## Begin Given records

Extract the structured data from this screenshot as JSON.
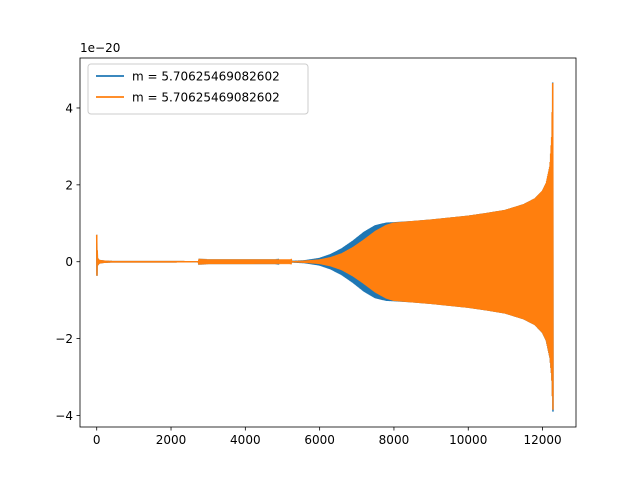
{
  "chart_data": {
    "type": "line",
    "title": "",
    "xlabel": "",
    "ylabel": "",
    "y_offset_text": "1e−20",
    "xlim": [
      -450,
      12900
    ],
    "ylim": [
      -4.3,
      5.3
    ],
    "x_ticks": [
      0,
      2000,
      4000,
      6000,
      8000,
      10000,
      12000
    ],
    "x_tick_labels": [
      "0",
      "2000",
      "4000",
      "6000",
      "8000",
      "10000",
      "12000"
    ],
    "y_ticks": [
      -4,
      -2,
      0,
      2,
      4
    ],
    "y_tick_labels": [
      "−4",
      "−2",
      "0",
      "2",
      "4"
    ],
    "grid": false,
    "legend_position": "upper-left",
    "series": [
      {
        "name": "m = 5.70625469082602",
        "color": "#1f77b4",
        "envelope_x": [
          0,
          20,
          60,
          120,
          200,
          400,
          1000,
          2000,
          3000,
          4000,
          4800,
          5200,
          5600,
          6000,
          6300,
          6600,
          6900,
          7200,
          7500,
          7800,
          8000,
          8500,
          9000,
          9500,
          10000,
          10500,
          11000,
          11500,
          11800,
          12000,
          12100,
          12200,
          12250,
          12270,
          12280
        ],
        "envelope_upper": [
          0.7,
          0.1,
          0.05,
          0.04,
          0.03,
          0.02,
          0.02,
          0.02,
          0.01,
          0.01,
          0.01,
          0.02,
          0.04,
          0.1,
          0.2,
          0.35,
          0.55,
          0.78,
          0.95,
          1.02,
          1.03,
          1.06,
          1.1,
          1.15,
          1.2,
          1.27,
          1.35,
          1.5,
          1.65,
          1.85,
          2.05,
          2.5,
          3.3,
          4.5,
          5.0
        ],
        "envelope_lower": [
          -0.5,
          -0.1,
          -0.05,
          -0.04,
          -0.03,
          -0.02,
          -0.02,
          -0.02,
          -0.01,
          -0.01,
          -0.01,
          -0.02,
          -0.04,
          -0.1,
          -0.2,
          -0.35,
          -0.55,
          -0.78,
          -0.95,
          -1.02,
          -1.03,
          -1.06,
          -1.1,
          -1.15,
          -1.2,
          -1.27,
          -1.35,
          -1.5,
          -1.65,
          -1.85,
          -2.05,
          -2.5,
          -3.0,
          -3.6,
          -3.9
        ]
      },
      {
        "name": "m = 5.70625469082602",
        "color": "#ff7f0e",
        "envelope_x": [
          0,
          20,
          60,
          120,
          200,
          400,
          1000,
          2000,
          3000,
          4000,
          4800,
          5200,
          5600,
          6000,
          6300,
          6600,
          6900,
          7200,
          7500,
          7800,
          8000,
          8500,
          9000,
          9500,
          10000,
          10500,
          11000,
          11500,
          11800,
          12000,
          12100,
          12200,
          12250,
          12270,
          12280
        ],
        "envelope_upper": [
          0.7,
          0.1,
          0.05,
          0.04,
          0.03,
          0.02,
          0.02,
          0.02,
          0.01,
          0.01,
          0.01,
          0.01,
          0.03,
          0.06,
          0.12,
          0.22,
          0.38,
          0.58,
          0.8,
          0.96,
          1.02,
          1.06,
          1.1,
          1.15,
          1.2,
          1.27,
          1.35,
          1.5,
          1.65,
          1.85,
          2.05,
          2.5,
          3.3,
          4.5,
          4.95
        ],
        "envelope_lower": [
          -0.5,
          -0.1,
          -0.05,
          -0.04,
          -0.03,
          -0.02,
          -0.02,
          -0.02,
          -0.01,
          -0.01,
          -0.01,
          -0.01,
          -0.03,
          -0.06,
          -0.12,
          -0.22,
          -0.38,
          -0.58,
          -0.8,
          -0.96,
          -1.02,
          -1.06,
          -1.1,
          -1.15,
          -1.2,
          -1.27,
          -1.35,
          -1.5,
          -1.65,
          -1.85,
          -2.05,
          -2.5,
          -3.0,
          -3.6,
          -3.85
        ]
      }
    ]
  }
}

## End Given records
## Begin Given records

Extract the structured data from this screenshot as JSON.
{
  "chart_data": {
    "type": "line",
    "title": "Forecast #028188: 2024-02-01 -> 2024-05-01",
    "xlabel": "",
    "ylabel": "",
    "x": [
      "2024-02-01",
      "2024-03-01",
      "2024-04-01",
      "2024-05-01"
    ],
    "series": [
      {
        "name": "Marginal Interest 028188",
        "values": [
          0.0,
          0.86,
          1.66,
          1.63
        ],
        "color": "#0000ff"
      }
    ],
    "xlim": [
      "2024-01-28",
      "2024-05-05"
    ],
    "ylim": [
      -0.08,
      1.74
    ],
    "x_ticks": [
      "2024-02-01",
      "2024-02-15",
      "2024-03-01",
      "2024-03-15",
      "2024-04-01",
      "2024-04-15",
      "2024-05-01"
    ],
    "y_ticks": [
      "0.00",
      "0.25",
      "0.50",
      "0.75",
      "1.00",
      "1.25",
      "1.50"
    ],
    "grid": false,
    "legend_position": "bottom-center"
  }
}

## End Given records

■ Problem requirements ■
Check each line of the entries for the string "color". Copy the lines that have it.

■ Answer in full ■
        "color": "#1f77b4",
        "color": "#ff7f0e",
        "color": "#0000ff"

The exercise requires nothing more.